:: STATED PROBLEM ::
Identify every line in the records below that contains the word "Bezahlung", and reproduce each one.

+++ PROVIDED MATERIAL +++

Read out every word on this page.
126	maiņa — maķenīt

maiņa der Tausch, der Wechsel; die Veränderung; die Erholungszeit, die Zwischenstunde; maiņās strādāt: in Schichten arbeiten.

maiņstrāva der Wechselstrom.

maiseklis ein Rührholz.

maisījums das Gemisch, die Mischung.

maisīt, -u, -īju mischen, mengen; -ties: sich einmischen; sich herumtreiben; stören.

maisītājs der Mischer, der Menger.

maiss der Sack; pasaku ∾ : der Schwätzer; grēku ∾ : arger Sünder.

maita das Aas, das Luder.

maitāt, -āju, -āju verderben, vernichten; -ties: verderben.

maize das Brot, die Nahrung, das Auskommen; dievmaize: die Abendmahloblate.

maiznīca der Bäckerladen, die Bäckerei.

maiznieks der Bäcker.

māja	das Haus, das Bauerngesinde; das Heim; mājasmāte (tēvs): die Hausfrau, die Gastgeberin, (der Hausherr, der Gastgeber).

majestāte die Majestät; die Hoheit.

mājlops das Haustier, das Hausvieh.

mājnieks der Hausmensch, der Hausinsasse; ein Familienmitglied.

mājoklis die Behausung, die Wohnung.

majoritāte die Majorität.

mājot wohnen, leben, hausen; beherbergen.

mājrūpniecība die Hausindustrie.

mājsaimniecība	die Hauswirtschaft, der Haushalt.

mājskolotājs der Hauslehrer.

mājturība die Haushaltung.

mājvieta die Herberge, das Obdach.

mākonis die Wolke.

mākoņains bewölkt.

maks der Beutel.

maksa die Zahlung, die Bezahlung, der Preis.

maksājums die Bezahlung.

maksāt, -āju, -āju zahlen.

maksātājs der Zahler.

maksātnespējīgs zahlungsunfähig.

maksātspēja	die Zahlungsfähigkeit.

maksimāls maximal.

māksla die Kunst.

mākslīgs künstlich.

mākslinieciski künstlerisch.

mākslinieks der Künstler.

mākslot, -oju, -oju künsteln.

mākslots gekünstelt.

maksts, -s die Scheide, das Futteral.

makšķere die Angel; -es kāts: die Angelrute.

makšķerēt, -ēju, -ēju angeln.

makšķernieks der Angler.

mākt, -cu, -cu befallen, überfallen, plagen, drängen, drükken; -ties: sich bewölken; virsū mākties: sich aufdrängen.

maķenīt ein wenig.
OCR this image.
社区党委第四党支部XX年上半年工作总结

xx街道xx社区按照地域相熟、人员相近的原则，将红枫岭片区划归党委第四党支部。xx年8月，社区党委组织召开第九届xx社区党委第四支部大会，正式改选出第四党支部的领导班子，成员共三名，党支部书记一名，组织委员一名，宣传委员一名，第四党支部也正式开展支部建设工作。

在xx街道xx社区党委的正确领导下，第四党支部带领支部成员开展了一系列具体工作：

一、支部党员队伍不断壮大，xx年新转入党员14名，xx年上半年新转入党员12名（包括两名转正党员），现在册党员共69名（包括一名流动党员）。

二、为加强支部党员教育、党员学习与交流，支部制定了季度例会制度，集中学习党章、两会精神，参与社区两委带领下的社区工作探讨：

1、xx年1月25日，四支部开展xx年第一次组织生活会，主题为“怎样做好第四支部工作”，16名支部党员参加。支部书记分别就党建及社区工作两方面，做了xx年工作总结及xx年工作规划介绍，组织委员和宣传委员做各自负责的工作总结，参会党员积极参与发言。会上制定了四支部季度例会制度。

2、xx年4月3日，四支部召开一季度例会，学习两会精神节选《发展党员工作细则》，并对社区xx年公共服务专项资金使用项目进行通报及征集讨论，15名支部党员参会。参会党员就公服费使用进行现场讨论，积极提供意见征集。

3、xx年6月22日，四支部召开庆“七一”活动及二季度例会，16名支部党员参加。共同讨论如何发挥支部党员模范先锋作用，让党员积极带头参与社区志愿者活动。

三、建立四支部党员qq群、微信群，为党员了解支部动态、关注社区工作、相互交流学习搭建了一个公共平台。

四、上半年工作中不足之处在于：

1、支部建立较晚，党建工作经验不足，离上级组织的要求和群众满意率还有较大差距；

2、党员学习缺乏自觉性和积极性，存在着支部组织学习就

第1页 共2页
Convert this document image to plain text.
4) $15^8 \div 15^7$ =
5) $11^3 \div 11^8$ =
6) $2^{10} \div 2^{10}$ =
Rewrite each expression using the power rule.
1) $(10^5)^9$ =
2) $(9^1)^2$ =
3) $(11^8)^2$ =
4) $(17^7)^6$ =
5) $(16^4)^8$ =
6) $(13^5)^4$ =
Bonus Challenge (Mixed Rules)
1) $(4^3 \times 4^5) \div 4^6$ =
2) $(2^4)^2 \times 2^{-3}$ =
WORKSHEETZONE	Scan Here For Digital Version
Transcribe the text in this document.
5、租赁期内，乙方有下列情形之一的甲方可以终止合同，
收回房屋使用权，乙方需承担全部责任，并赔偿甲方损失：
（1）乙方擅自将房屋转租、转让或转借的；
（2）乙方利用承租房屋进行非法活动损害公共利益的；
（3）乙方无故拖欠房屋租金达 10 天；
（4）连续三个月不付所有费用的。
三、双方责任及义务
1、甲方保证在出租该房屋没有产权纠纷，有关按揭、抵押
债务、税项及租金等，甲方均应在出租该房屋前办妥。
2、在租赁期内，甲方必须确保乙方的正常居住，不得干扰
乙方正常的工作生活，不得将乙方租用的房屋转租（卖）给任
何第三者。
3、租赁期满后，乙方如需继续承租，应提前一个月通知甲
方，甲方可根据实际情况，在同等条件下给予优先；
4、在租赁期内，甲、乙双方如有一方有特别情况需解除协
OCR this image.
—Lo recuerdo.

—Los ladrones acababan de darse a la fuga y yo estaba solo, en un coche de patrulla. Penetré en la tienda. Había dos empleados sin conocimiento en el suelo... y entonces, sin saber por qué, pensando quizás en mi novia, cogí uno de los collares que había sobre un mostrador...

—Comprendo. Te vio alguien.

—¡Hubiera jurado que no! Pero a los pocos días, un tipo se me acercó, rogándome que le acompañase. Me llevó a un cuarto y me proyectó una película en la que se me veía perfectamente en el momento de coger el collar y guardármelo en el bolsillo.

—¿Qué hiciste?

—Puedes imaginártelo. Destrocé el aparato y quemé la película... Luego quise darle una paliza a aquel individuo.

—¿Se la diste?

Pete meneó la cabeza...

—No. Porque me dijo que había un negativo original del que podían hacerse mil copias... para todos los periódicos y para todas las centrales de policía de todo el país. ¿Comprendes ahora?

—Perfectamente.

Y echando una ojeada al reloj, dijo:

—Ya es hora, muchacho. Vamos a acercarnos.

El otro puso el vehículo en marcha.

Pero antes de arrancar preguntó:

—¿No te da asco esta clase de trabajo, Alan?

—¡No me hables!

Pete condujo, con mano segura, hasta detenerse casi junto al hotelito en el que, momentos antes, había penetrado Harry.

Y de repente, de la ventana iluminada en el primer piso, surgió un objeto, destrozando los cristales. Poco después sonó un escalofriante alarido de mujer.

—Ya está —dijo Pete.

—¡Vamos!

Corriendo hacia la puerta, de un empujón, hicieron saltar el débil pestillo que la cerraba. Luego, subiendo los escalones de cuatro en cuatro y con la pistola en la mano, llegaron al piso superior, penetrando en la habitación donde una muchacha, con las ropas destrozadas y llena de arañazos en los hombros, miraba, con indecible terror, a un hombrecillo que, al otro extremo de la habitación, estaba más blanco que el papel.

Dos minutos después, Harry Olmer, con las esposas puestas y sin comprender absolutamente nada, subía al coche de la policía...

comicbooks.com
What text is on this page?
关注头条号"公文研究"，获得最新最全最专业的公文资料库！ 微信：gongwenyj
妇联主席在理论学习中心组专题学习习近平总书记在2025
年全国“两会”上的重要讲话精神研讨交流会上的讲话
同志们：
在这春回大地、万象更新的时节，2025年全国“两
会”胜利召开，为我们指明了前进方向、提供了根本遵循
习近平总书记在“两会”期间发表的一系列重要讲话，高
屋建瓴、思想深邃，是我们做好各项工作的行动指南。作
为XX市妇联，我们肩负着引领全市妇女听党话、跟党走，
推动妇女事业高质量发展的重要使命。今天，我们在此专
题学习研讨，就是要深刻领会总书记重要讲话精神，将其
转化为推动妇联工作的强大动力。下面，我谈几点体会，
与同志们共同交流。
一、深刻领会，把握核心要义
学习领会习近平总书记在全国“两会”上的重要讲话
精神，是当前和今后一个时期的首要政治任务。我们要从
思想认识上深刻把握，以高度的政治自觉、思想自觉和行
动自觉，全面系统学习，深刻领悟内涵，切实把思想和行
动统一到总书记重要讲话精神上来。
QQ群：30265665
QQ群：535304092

+++

:: ANSWER ::
maksa die Zahlung, die Bezahlung, der Preis.
maksājums die Bezahlung.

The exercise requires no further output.